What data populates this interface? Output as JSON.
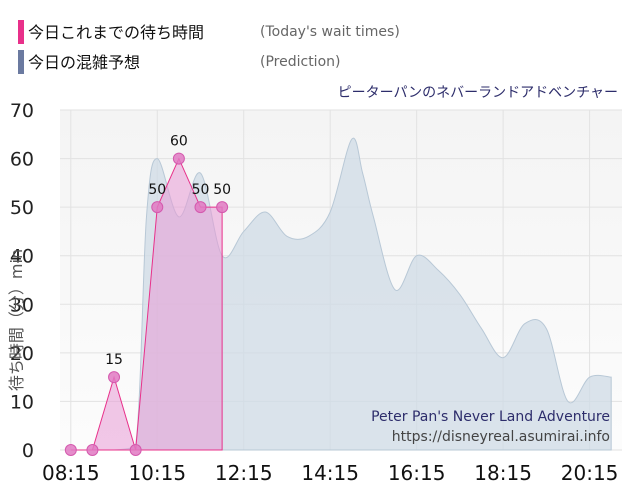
{
  "legend": {
    "today_label": "今日これまでの待ち時間",
    "today_sub": "(Today's wait times)",
    "today_color": "#e8308a",
    "prediction_label": "今日の混雑予想",
    "prediction_sub": "(Prediction)",
    "prediction_color": "#6b7aa0"
  },
  "attraction_name_ja": "ピーターパンのネバーランドアドベンチャー",
  "credit": {
    "name": "Peter Pan's Never Land Adventure",
    "url": "https://disneyreal.asumirai.info"
  },
  "chart_data": {
    "type": "area",
    "ylabel": "待ち時間（分）min",
    "ylim": [
      0,
      70
    ],
    "yticks": [
      0,
      10,
      20,
      30,
      40,
      50,
      60,
      70
    ],
    "xlim": [
      "08:00",
      "21:00"
    ],
    "xticks": [
      "08:15",
      "10:15",
      "12:15",
      "14:15",
      "16:15",
      "18:15",
      "20:15"
    ],
    "grid": true,
    "series": [
      {
        "name": "今日これまでの待ち時間",
        "color": "#e8308a",
        "x": [
          "08:15",
          "08:45",
          "09:15",
          "09:45",
          "10:15",
          "10:45",
          "11:15",
          "11:45"
        ],
        "y": [
          0,
          0,
          15,
          0,
          50,
          60,
          50,
          50
        ],
        "labels": [
          "",
          "",
          "15",
          "",
          "50",
          "60",
          "50",
          "50"
        ]
      },
      {
        "name": "今日の混雑予想",
        "color": "#6b7aa0",
        "x": [
          "08:15",
          "08:45",
          "09:15",
          "09:45",
          "10:00",
          "10:15",
          "10:45",
          "11:15",
          "11:45",
          "12:15",
          "12:45",
          "13:15",
          "13:45",
          "14:15",
          "14:45",
          "15:00",
          "15:15",
          "15:45",
          "16:15",
          "16:45",
          "17:15",
          "17:45",
          "18:15",
          "18:45",
          "19:15",
          "19:45",
          "20:15",
          "20:45"
        ],
        "y": [
          0,
          0,
          0,
          1,
          48,
          60,
          48,
          57,
          40,
          45,
          49,
          44,
          44,
          49,
          64,
          57,
          48,
          33,
          40,
          37,
          32,
          25,
          19,
          26,
          25,
          10,
          15,
          15
        ]
      }
    ]
  }
}
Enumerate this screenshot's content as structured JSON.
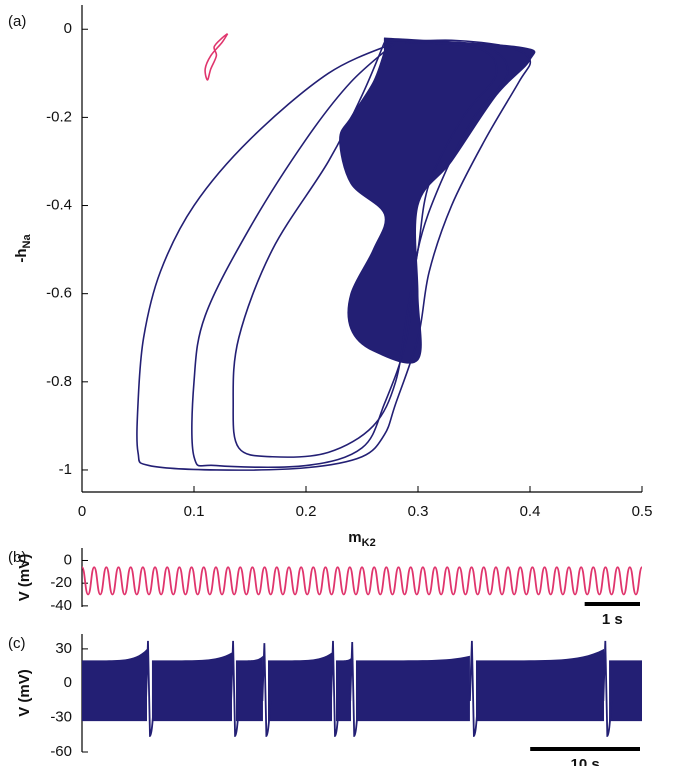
{
  "chart_data": [
    {
      "type": "phase",
      "panel_label": "(a)",
      "xlabel": {
        "text": "m",
        "sub": "K2"
      },
      "ylabel": {
        "text": "-h",
        "sub": "Na"
      },
      "xlim": [
        0,
        0.5
      ],
      "ylim": [
        -1.05,
        0.055
      ],
      "xticks": [
        0,
        0.1,
        0.2,
        0.3,
        0.4,
        0.5
      ],
      "yticks": [
        0,
        -0.2,
        -0.4,
        -0.6,
        -0.8,
        -1
      ],
      "series": [
        {
          "color": "#e0356d",
          "fill": false,
          "x": [
            0.13,
            0.125,
            0.115,
            0.11,
            0.112,
            0.115,
            0.12,
            0.118,
            0.125,
            0.13
          ],
          "values": [
            -0.01,
            -0.03,
            -0.06,
            -0.09,
            -0.115,
            -0.09,
            -0.06,
            -0.04,
            -0.02,
            -0.01
          ]
        },
        {
          "color": "#231f74",
          "fill": true,
          "x": [
            0.27,
            0.39,
            0.4,
            0.37,
            0.33,
            0.3,
            0.3,
            0.3,
            0.26,
            0.24,
            0.24,
            0.26,
            0.27,
            0.24,
            0.23,
            0.24,
            0.26,
            0.27
          ],
          "values": [
            -0.02,
            -0.04,
            -0.07,
            -0.15,
            -0.3,
            -0.4,
            -0.6,
            -0.75,
            -0.73,
            -0.68,
            -0.6,
            -0.5,
            -0.42,
            -0.35,
            -0.25,
            -0.2,
            -0.12,
            -0.05
          ]
        },
        {
          "color": "#231f74",
          "fill": false,
          "x": [
            0.28,
            0.22,
            0.15,
            0.1,
            0.07,
            0.055,
            0.05,
            0.05,
            0.06,
            0.12,
            0.2,
            0.25,
            0.27,
            0.28,
            0.3,
            0.31,
            0.33,
            0.36,
            0.39,
            0.4,
            0.38,
            0.33,
            0.28
          ],
          "values": [
            -0.03,
            -0.1,
            -0.25,
            -0.4,
            -0.55,
            -0.7,
            -0.85,
            -0.96,
            -0.99,
            -1.0,
            -0.995,
            -0.97,
            -0.92,
            -0.85,
            -0.7,
            -0.55,
            -0.4,
            -0.25,
            -0.12,
            -0.07,
            -0.04,
            -0.025,
            -0.03
          ]
        },
        {
          "color": "#231f74",
          "fill": false,
          "x": [
            0.28,
            0.24,
            0.2,
            0.15,
            0.11,
            0.1,
            0.1,
            0.12,
            0.2,
            0.25,
            0.27,
            0.29,
            0.3,
            0.32,
            0.35,
            0.38,
            0.36,
            0.3,
            0.28
          ],
          "values": [
            -0.03,
            -0.12,
            -0.25,
            -0.45,
            -0.65,
            -0.8,
            -0.97,
            -0.99,
            -0.99,
            -0.95,
            -0.85,
            -0.7,
            -0.5,
            -0.35,
            -0.2,
            -0.1,
            -0.04,
            -0.03,
            -0.03
          ]
        },
        {
          "color": "#231f74",
          "fill": false,
          "x": [
            0.27,
            0.25,
            0.22,
            0.17,
            0.14,
            0.135,
            0.14,
            0.17,
            0.22,
            0.26,
            0.28,
            0.29,
            0.3,
            0.31,
            0.34,
            0.37,
            0.35,
            0.27
          ],
          "values": [
            -0.03,
            -0.15,
            -0.3,
            -0.5,
            -0.7,
            -0.85,
            -0.95,
            -0.97,
            -0.96,
            -0.9,
            -0.8,
            -0.65,
            -0.5,
            -0.35,
            -0.2,
            -0.1,
            -0.04,
            -0.03
          ]
        }
      ]
    },
    {
      "type": "wave",
      "panel_label": "(b)",
      "ylabel": "V (mV)",
      "color": "#e0356d",
      "xlim": [
        0,
        10.12
      ],
      "ylim": [
        -41,
        11
      ],
      "yticks": [
        0,
        -20,
        -40
      ],
      "scalebar": {
        "length": 1,
        "label": "1 s"
      },
      "x": [
        0,
        0.11,
        0.22,
        0.33,
        0.44,
        0.55,
        0.66,
        0.77,
        0.88,
        0.99,
        1.1,
        1.21,
        1.32,
        1.43,
        1.54,
        1.65,
        1.76,
        1.87,
        1.98,
        2.09,
        2.2,
        2.31,
        2.42,
        2.53,
        2.64,
        2.75,
        2.86,
        2.97,
        3.08,
        3.19,
        3.3,
        3.41,
        3.52,
        3.63,
        3.74,
        3.85,
        3.96,
        4.07,
        4.18,
        4.29,
        4.4,
        4.51,
        4.62,
        4.73,
        4.84,
        4.95,
        5.06,
        5.17,
        5.28,
        5.39,
        5.5,
        5.61,
        5.72,
        5.83,
        5.94,
        6.05,
        6.16,
        6.27,
        6.38,
        6.49,
        6.6,
        6.71,
        6.82,
        6.93,
        7.04,
        7.15,
        7.26,
        7.37,
        7.48,
        7.59,
        7.7,
        7.81,
        7.92,
        8.03,
        8.14,
        8.25,
        8.36,
        8.47,
        8.58,
        8.69,
        8.8,
        8.91,
        9.02,
        9.13,
        9.24,
        9.35,
        9.46,
        9.57,
        9.68,
        9.79,
        9.9,
        10.01,
        10.12
      ],
      "values": [
        -6,
        -30,
        -6,
        -30,
        -6,
        -30,
        -6,
        -30,
        -6,
        -30,
        -6,
        -30,
        -6,
        -30,
        -6,
        -30,
        -6,
        -30,
        -6,
        -30,
        -6,
        -30,
        -6,
        -30,
        -6,
        -30,
        -6,
        -30,
        -6,
        -30,
        -6,
        -30,
        -6,
        -30,
        -6,
        -30,
        -6,
        -30,
        -6,
        -30,
        -6,
        -30,
        -6,
        -30,
        -6,
        -30,
        -6,
        -30,
        -6,
        -30,
        -6,
        -30,
        -6,
        -30,
        -6,
        -30,
        -6,
        -30,
        -6,
        -30,
        -6,
        -30,
        -6,
        -30,
        -6,
        -30,
        -6,
        -30,
        -6,
        -30,
        -6,
        -30,
        -6,
        -30,
        -6,
        -30,
        -6,
        -30,
        -6,
        -30,
        -6,
        -30,
        -6,
        -30,
        -6,
        -30,
        -6,
        -30,
        -6,
        -30,
        -6,
        -30,
        -6
      ]
    },
    {
      "type": "burst",
      "panel_label": "(c)",
      "ylabel": "V (mV)",
      "color": "#231f74",
      "xlim": [
        0,
        51
      ],
      "ylim": [
        -60,
        43
      ],
      "yticks": [
        30,
        0,
        -30,
        -60
      ],
      "scalebar": {
        "length": 10,
        "label": "10 s"
      },
      "bursts": [
        {
          "start": 0,
          "end": 5.92,
          "top_start": 20,
          "top_end": 30,
          "bottom": -33
        },
        {
          "start": 6.37,
          "end": 13.66,
          "top_start": 20,
          "top_end": 27,
          "bottom": -33
        },
        {
          "start": 14.02,
          "end": 16.48,
          "top_start": 20,
          "top_end": 24,
          "bottom": -33
        },
        {
          "start": 16.94,
          "end": 22.77,
          "top_start": 20,
          "top_end": 27,
          "bottom": -33
        },
        {
          "start": 23.13,
          "end": 24.5,
          "top_start": 20,
          "top_end": 22,
          "bottom": -33
        },
        {
          "start": 24.95,
          "end": 35.33,
          "top_start": 20,
          "top_end": 24,
          "bottom": -33
        },
        {
          "start": 35.88,
          "end": 47.54,
          "top_start": 20,
          "top_end": 30,
          "bottom": -33
        },
        {
          "start": 48.0,
          "end": 51,
          "top_start": 20,
          "top_end": 20,
          "bottom": -33
        }
      ],
      "spikes": [
        {
          "x": 6.1,
          "max": 37,
          "min": -46
        },
        {
          "x": 13.85,
          "max": 37,
          "min": -46
        },
        {
          "x": 16.7,
          "max": 35,
          "min": -46
        },
        {
          "x": 22.95,
          "max": 37,
          "min": -46
        },
        {
          "x": 24.7,
          "max": 36,
          "min": -46
        },
        {
          "x": 35.6,
          "max": 37,
          "min": -46
        },
        {
          "x": 47.75,
          "max": 37,
          "min": -46
        }
      ]
    }
  ]
}
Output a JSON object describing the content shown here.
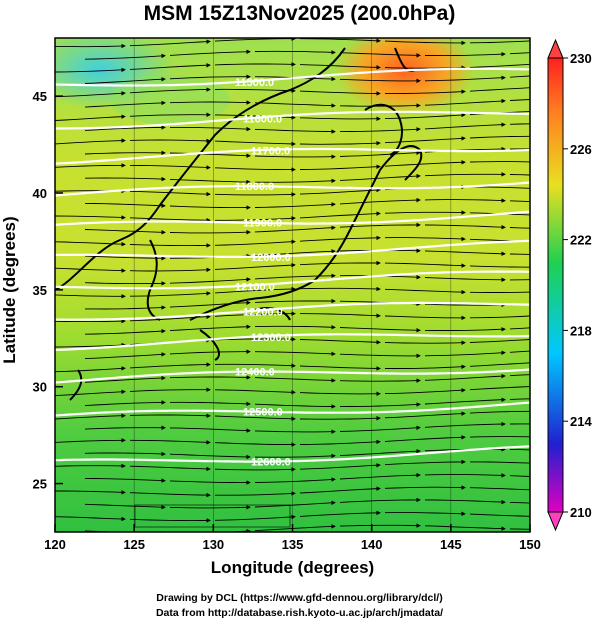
{
  "title": "MSM 15Z13Nov2025 (200.0hPa)",
  "xlabel": "Longitude (degrees)",
  "ylabel": "Latitude  (degrees)",
  "credits": [
    "Drawing by DCL (https://www.gfd-dennou.org/library/dcl/)",
    "Data from http://database.rish.kyoto-u.ac.jp/arch/jmadata/"
  ],
  "chart_data": {
    "type": "heatmap",
    "xlim": [
      120,
      150
    ],
    "ylim": [
      22.5,
      48
    ],
    "x_ticks": [
      120,
      125,
      130,
      135,
      140,
      145,
      150
    ],
    "y_ticks": [
      25,
      30,
      35,
      40,
      45
    ],
    "colorbar": {
      "ticks": [
        210,
        214,
        218,
        222,
        226,
        230
      ],
      "range": [
        210,
        230
      ],
      "colors": [
        "#e000c0",
        "#3030e0",
        "#00c8ff",
        "#20d050",
        "#e8e020",
        "#ff7020",
        "#ff2020"
      ]
    },
    "contours": [
      {
        "label": "11500.0",
        "lat": 45.6
      },
      {
        "label": "11600.0",
        "lat": 43.5
      },
      {
        "label": "11700.0",
        "lat": 41.7
      },
      {
        "label": "11800.0",
        "lat": 39.9
      },
      {
        "label": "11900.0",
        "lat": 38.2
      },
      {
        "label": "12000.0",
        "lat": 36.6
      },
      {
        "label": "12100.0",
        "lat": 35.1
      },
      {
        "label": "12200.0",
        "lat": 33.6
      },
      {
        "label": "12300.0",
        "lat": 32.1
      },
      {
        "label": "12400.0",
        "lat": 30.3
      },
      {
        "label": "12500.0",
        "lat": 28.4
      },
      {
        "label": "12600.0",
        "lat": 26.0
      }
    ],
    "wind": "westerly streamlines"
  }
}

+ + + +

## Directive
Show every line that contains the word "this".

## The reply
What data populates this interface? Output as JSON.
Enumerate this screenshot's content as structured JSON.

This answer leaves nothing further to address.